▶ _What to work on_: Return only the number of lines holding the word "document".

▶ _Task inputs_:
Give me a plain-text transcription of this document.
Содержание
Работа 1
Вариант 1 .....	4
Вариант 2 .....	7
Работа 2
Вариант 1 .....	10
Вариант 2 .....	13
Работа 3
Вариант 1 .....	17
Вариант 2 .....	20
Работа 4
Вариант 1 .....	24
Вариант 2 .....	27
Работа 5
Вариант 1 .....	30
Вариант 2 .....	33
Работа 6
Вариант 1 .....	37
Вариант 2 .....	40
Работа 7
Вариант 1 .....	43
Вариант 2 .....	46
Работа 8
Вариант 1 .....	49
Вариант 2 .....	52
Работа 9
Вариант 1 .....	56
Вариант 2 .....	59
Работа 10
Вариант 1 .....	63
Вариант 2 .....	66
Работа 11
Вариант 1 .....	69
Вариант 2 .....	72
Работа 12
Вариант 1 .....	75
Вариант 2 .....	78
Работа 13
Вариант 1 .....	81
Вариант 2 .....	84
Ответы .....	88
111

* * *

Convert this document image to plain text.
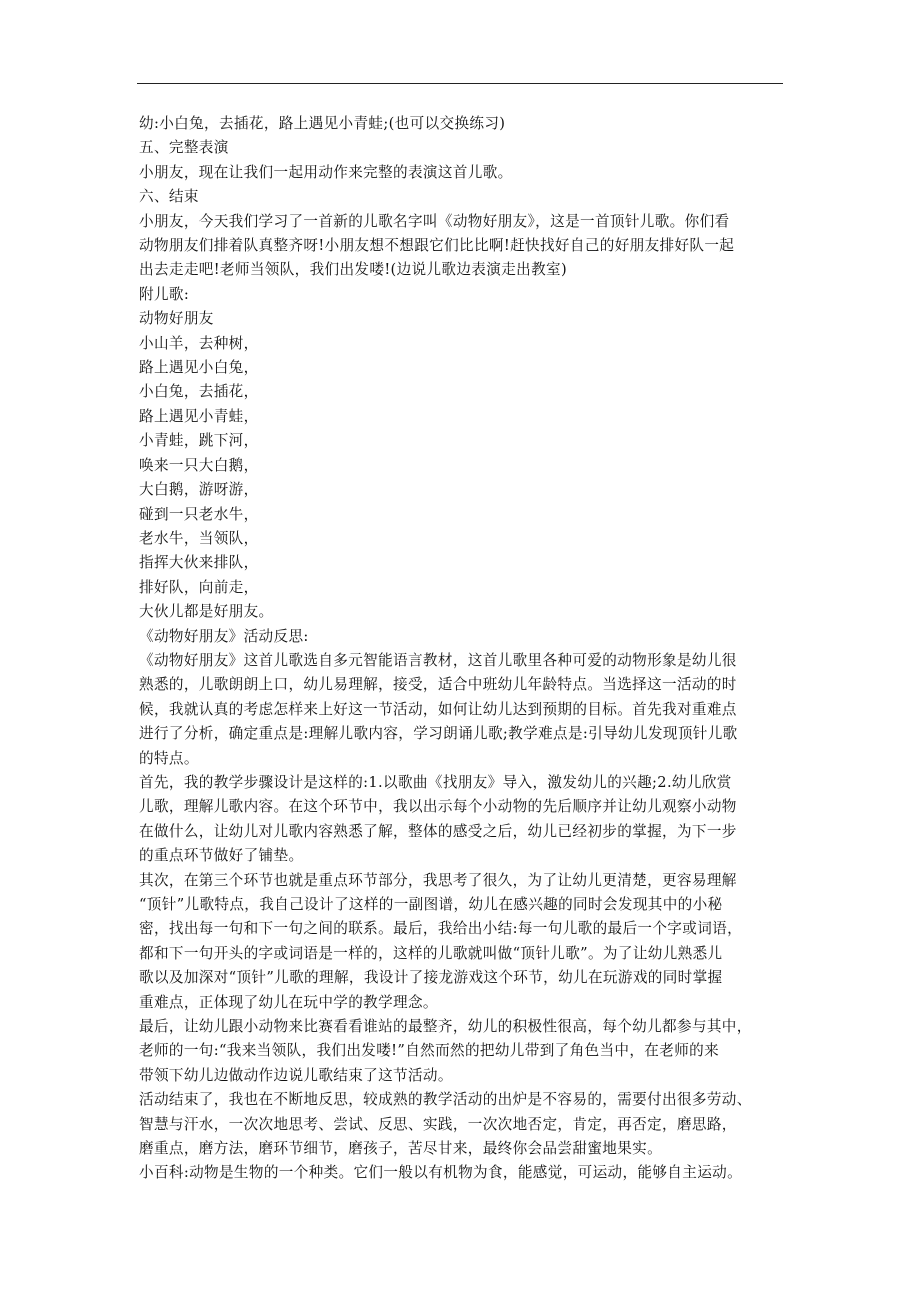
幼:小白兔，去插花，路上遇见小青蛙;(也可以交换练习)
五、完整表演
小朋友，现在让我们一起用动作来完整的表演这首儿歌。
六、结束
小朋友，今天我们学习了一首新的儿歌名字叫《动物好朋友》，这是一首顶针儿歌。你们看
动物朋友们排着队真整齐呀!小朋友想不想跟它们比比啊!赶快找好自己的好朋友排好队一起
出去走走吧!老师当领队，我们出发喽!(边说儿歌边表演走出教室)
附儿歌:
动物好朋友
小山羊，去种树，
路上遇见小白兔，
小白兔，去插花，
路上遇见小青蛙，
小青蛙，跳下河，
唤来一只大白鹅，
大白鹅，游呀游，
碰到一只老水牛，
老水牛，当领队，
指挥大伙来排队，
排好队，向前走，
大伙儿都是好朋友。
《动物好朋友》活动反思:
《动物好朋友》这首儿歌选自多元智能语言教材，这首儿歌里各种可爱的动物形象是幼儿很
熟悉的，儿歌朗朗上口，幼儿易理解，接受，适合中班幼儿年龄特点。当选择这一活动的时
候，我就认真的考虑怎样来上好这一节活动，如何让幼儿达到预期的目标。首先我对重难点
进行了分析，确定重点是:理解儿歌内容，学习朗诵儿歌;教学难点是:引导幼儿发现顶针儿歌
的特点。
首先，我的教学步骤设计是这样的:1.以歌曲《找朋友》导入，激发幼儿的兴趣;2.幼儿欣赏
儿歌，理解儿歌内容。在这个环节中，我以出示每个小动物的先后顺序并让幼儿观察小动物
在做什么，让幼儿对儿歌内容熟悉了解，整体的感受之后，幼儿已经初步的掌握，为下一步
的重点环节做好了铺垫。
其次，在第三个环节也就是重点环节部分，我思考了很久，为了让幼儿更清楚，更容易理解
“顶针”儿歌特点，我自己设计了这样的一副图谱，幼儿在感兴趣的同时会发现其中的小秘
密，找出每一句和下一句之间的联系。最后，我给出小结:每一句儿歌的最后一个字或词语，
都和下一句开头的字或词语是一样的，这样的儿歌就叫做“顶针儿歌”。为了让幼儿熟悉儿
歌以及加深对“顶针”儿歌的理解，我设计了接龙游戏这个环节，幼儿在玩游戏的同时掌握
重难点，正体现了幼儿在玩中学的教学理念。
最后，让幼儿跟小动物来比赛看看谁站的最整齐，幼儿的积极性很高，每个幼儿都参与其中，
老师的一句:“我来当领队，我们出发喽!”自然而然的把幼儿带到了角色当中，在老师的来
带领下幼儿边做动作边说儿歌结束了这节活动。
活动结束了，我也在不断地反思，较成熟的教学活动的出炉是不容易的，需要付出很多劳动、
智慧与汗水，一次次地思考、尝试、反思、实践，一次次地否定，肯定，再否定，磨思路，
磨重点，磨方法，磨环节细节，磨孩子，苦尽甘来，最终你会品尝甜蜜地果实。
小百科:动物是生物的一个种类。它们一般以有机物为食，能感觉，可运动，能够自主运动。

▶ _Exercise result_: 2